(Lines of data)

--

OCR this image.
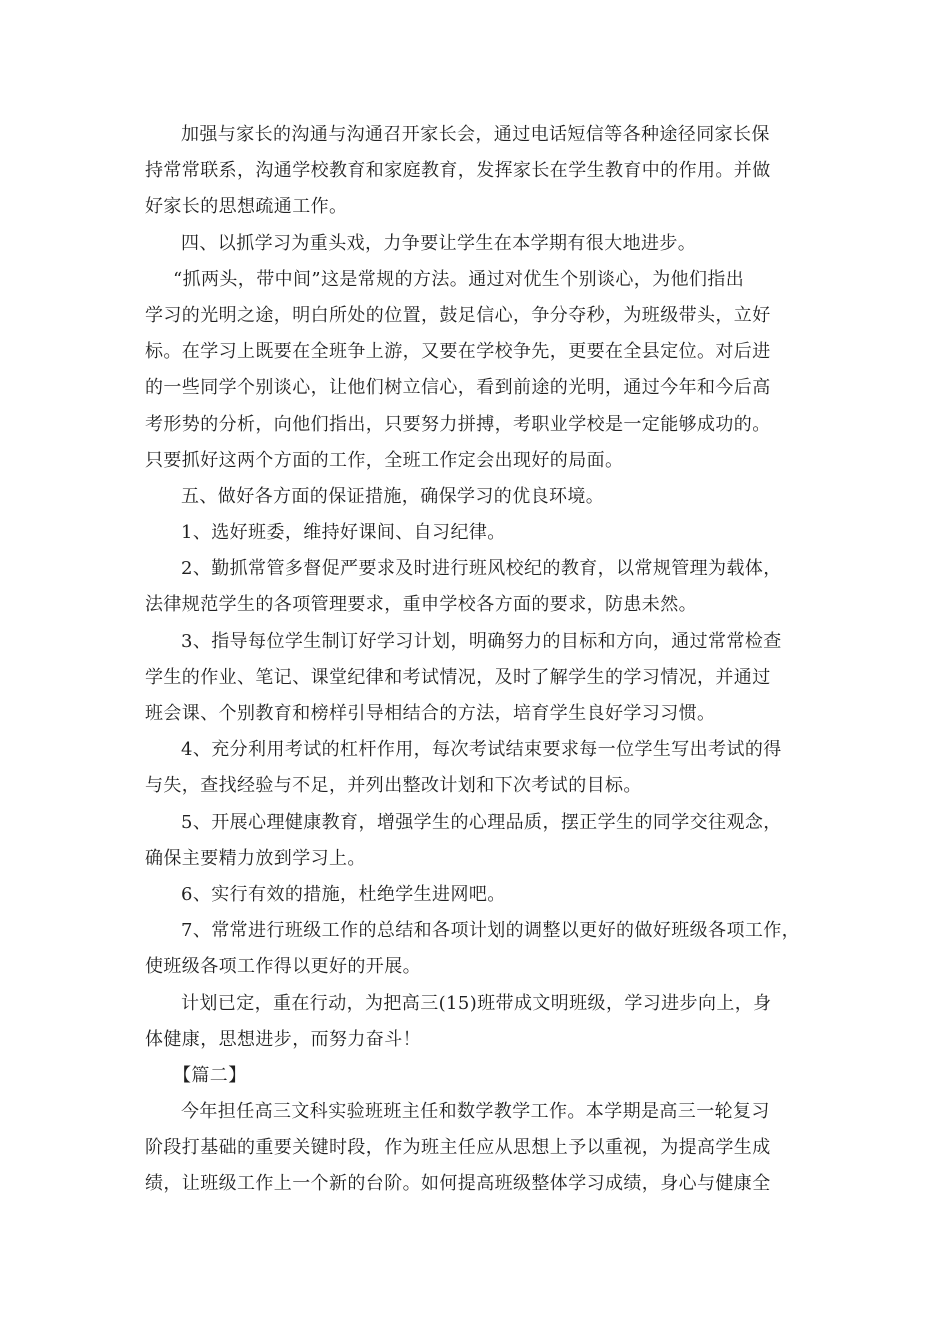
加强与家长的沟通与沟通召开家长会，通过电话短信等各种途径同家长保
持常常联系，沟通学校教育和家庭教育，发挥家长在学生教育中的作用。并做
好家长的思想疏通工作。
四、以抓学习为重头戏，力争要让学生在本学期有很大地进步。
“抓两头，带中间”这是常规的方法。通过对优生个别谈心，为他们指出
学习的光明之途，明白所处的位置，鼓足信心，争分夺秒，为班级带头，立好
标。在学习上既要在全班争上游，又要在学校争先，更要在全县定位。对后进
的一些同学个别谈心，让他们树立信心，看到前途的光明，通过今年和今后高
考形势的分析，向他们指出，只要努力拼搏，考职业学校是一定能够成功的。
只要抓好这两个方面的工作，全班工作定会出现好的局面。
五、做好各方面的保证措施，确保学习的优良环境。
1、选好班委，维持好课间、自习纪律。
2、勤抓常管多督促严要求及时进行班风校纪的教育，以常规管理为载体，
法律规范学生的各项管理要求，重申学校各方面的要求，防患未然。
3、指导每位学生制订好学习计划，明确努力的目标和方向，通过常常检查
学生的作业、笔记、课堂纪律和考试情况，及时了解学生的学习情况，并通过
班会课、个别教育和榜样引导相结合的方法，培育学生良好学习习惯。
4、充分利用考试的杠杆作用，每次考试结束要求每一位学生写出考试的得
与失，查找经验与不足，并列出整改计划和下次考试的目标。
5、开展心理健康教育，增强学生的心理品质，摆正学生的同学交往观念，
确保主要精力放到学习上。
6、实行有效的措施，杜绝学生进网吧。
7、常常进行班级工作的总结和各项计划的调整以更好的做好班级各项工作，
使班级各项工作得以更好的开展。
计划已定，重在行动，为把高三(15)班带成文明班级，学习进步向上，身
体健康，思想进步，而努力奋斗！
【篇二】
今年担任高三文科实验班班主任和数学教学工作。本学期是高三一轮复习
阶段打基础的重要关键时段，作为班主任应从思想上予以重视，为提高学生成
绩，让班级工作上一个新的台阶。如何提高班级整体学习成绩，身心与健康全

--

◆ Instructions to follow
Give every record again exactly, apart from the pictures, which stay out.

◆ Final result
OCR this image.
加强与家长的沟通与沟通召开家长会，通过电话短信等各种途径同家长保
持常常联系，沟通学校教育和家庭教育，发挥家长在学生教育中的作用。并做
好家长的思想疏通工作。
四、以抓学习为重头戏，力争要让学生在本学期有很大地进步。
“抓两头，带中间”这是常规的方法。通过对优生个别谈心，为他们指出
学习的光明之途，明白所处的位置，鼓足信心，争分夺秒，为班级带头，立好
标。在学习上既要在全班争上游，又要在学校争先，更要在全县定位。对后进
的一些同学个别谈心，让他们树立信心，看到前途的光明，通过今年和今后高
考形势的分析，向他们指出，只要努力拼搏，考职业学校是一定能够成功的。
只要抓好这两个方面的工作，全班工作定会出现好的局面。
五、做好各方面的保证措施，确保学习的优良环境。
1、选好班委，维持好课间、自习纪律。
2、勤抓常管多督促严要求及时进行班风校纪的教育，以常规管理为载体，
法律规范学生的各项管理要求，重申学校各方面的要求，防患未然。
3、指导每位学生制订好学习计划，明确努力的目标和方向，通过常常检查
学生的作业、笔记、课堂纪律和考试情况，及时了解学生的学习情况，并通过
班会课、个别教育和榜样引导相结合的方法，培育学生良好学习习惯。
4、充分利用考试的杠杆作用，每次考试结束要求每一位学生写出考试的得
与失，查找经验与不足，并列出整改计划和下次考试的目标。
5、开展心理健康教育，增强学生的心理品质，摆正学生的同学交往观念，
确保主要精力放到学习上。
6、实行有效的措施，杜绝学生进网吧。
7、常常进行班级工作的总结和各项计划的调整以更好的做好班级各项工作，
使班级各项工作得以更好的开展。
计划已定，重在行动，为把高三(15)班带成文明班级，学习进步向上，身
体健康，思想进步，而努力奋斗！
【篇二】
今年担任高三文科实验班班主任和数学教学工作。本学期是高三一轮复习
阶段打基础的重要关键时段，作为班主任应从思想上予以重视，为提高学生成
绩，让班级工作上一个新的台阶。如何提高班级整体学习成绩，身心与健康全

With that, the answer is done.